▸ **Written instruction**: Render the material again word for word, skipping the pictures in it.

[Data tied to figure images]
%%

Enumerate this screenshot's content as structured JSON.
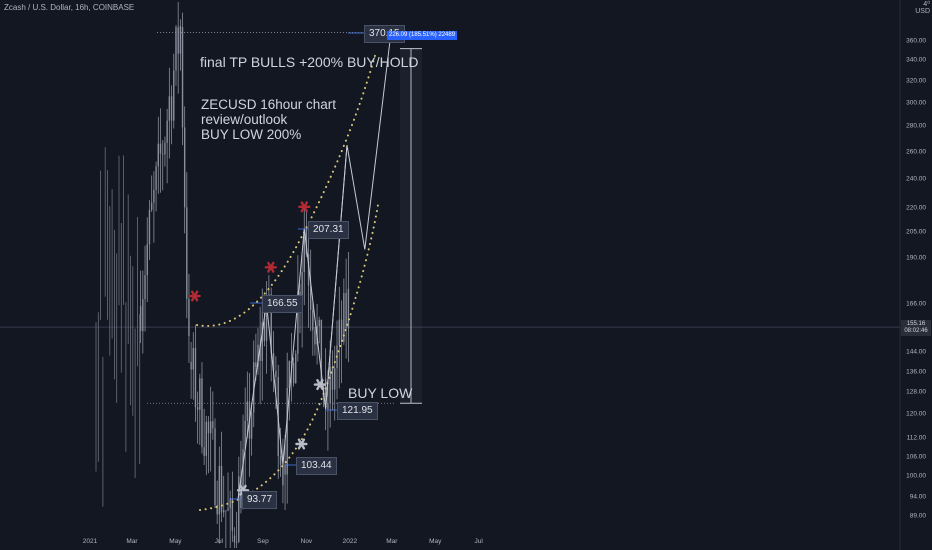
{
  "header": {
    "symbol_line": "Zcash / U.S. Dollar, 16h, COINBASE",
    "corner_top": "4⁰",
    "corner_bottom": "USD"
  },
  "annotations": {
    "target_text": "final TP BULLS +200% BUY/HOLD",
    "outlook_line1": "ZECUSD 16hour chart",
    "outlook_line2": "review/outlook",
    "outlook_line3": "BUY LOW 200%",
    "buy_low": "BUY LOW",
    "range_tag": "226.09 (185.51%) 22489"
  },
  "price_labels": {
    "p370": "370.15",
    "p207": "207.31",
    "p166": "166.55",
    "p121": "121.95",
    "p103": "103.44",
    "p93": "93.77"
  },
  "current_price": {
    "value": "155.16",
    "countdown": "08:02:46"
  },
  "colors": {
    "background": "#131722",
    "candles": "#8a8f9c",
    "dotted_curves": "#d7c776",
    "red_marker": "#b22a33",
    "gray_marker": "#b8bcc6",
    "label_bg": "#2a3142",
    "accent_blue": "#2962ff"
  },
  "chart_data": {
    "type": "line",
    "title": "",
    "xlabel": "",
    "ylabel": "",
    "y_scale": "log",
    "ylim": [
      82,
      400
    ],
    "x_ticks": [
      "2021",
      "Mar",
      "May",
      "Jul",
      "Sep",
      "Nov",
      "2022",
      "Mar",
      "May",
      "Jul"
    ],
    "y_ticks": [
      "360.00",
      "340.00",
      "320.00",
      "300.00",
      "280.00",
      "260.00",
      "240.00",
      "220.00",
      "205.00",
      "190.00",
      "166.00",
      "155.16",
      "144.00",
      "136.00",
      "128.00",
      "120.00",
      "112.00",
      "106.00",
      "100.00",
      "94.00",
      "89.00"
    ],
    "series": [
      {
        "values": [
          {
            "x": "2021-03-10",
            "y": 165
          },
          {
            "x": "2021-05-08",
            "y": 375
          },
          {
            "x": "2021-05-20",
            "y": 140
          },
          {
            "x": "2021-07-20",
            "y": 84
          },
          {
            "x": "2021-09-06",
            "y": 166.55
          },
          {
            "x": "2021-09-29",
            "y": 103.44
          },
          {
            "x": "2021-10-29",
            "y": 207.31
          },
          {
            "x": "2021-11-28",
            "y": 121.95
          },
          {
            "x": "2021-12-30",
            "y": 165
          }
        ]
      },
      {
        "values": [
          {
            "x": "2021-07-28",
            "y": 93.77
          },
          {
            "x": "2021-09-06",
            "y": 166.55
          },
          {
            "x": "2021-09-29",
            "y": 103.44
          },
          {
            "x": "2021-10-29",
            "y": 207.31
          },
          {
            "x": "2021-11-28",
            "y": 121.95
          },
          {
            "x": "2021-12-28",
            "y": 265
          },
          {
            "x": "2022-01-22",
            "y": 195
          },
          {
            "x": "2022-02-28",
            "y": 370.15
          }
        ]
      }
    ],
    "levels": [
      {
        "y": 370.15
      },
      {
        "y": 124
      }
    ],
    "markers": [
      {
        "x": "2021-05-28",
        "y": 170,
        "color": "red"
      },
      {
        "x": "2021-09-12",
        "y": 185,
        "color": "red"
      },
      {
        "x": "2021-10-29",
        "y": 221,
        "color": "red"
      },
      {
        "x": "2021-08-04",
        "y": 96,
        "color": "gray"
      },
      {
        "x": "2021-10-25",
        "y": 110,
        "color": "gray"
      },
      {
        "x": "2021-11-20",
        "y": 131,
        "color": "gray"
      }
    ]
  }
}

%%

▸ **Solution to the exercise**:
Enumerate this screenshot's content as structured JSON.
{
  "header": {
    "symbol_line": "Zcash / U.S. Dollar, 16h, COINBASE",
    "corner_top": "4⁰",
    "corner_bottom": "USD"
  },
  "annotations": {
    "target_text": "final TP BULLS +200% BUY/HOLD",
    "outlook_line1": "ZECUSD 16hour chart",
    "outlook_line2": "review/outlook",
    "outlook_line3": "BUY LOW 200%",
    "buy_low": "BUY LOW",
    "range_tag": "226.09 (185.51%) 22489"
  },
  "price_labels": {
    "p370": "370.15",
    "p207": "207.31",
    "p166": "166.55",
    "p121": "121.95",
    "p103": "103.44",
    "p93": "93.77"
  },
  "current_price": {
    "value": "155.16",
    "countdown": "08:02:46"
  },
  "colors": {
    "background": "#131722",
    "candles": "#8a8f9c",
    "dotted_curves": "#d7c776",
    "red_marker": "#b22a33",
    "gray_marker": "#b8bcc6",
    "label_bg": "#2a3142",
    "accent_blue": "#2962ff"
  },
  "chart_data": {
    "type": "line",
    "title": "",
    "xlabel": "",
    "ylabel": "",
    "y_scale": "log",
    "ylim": [
      82,
      400
    ],
    "x_ticks": [
      "2021",
      "Mar",
      "May",
      "Jul",
      "Sep",
      "Nov",
      "2022",
      "Mar",
      "May",
      "Jul"
    ],
    "y_ticks": [
      "360.00",
      "340.00",
      "320.00",
      "300.00",
      "280.00",
      "260.00",
      "240.00",
      "220.00",
      "205.00",
      "190.00",
      "166.00",
      "155.16",
      "144.00",
      "136.00",
      "128.00",
      "120.00",
      "112.00",
      "106.00",
      "100.00",
      "94.00",
      "89.00"
    ],
    "series": [
      {
        "values": [
          {
            "x": "2021-03-10",
            "y": 165
          },
          {
            "x": "2021-05-08",
            "y": 375
          },
          {
            "x": "2021-05-20",
            "y": 140
          },
          {
            "x": "2021-07-20",
            "y": 84
          },
          {
            "x": "2021-09-06",
            "y": 166.55
          },
          {
            "x": "2021-09-29",
            "y": 103.44
          },
          {
            "x": "2021-10-29",
            "y": 207.31
          },
          {
            "x": "2021-11-28",
            "y": 121.95
          },
          {
            "x": "2021-12-30",
            "y": 165
          }
        ]
      },
      {
        "values": [
          {
            "x": "2021-07-28",
            "y": 93.77
          },
          {
            "x": "2021-09-06",
            "y": 166.55
          },
          {
            "x": "2021-09-29",
            "y": 103.44
          },
          {
            "x": "2021-10-29",
            "y": 207.31
          },
          {
            "x": "2021-11-28",
            "y": 121.95
          },
          {
            "x": "2021-12-28",
            "y": 265
          },
          {
            "x": "2022-01-22",
            "y": 195
          },
          {
            "x": "2022-02-28",
            "y": 370.15
          }
        ]
      }
    ],
    "levels": [
      {
        "y": 370.15
      },
      {
        "y": 124
      }
    ],
    "markers": [
      {
        "x": "2021-05-28",
        "y": 170,
        "color": "red"
      },
      {
        "x": "2021-09-12",
        "y": 185,
        "color": "red"
      },
      {
        "x": "2021-10-29",
        "y": 221,
        "color": "red"
      },
      {
        "x": "2021-08-04",
        "y": 96,
        "color": "gray"
      },
      {
        "x": "2021-10-25",
        "y": 110,
        "color": "gray"
      },
      {
        "x": "2021-11-20",
        "y": 131,
        "color": "gray"
      }
    ]
  }
}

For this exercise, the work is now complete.